#### WORK TO COMPLETE
Select the lines of the records containing the word "Privacy" and list them.

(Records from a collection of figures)
-=-=-
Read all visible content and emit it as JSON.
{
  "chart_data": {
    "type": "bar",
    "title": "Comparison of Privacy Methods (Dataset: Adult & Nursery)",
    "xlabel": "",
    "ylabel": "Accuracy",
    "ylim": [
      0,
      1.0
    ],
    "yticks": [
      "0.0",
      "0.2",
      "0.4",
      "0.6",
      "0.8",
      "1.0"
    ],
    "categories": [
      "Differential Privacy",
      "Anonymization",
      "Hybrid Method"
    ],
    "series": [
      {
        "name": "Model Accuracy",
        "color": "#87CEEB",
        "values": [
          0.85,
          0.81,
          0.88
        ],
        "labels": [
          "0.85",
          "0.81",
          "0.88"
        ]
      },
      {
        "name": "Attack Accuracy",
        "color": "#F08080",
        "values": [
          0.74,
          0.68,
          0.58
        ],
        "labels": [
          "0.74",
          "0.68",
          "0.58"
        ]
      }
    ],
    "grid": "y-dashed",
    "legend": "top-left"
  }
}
-=-=-
#### EXERCISE SOLUTION
    "title": "Comparison of Privacy Methods (Dataset: Adult & Nursery)",
      "Differential Privacy",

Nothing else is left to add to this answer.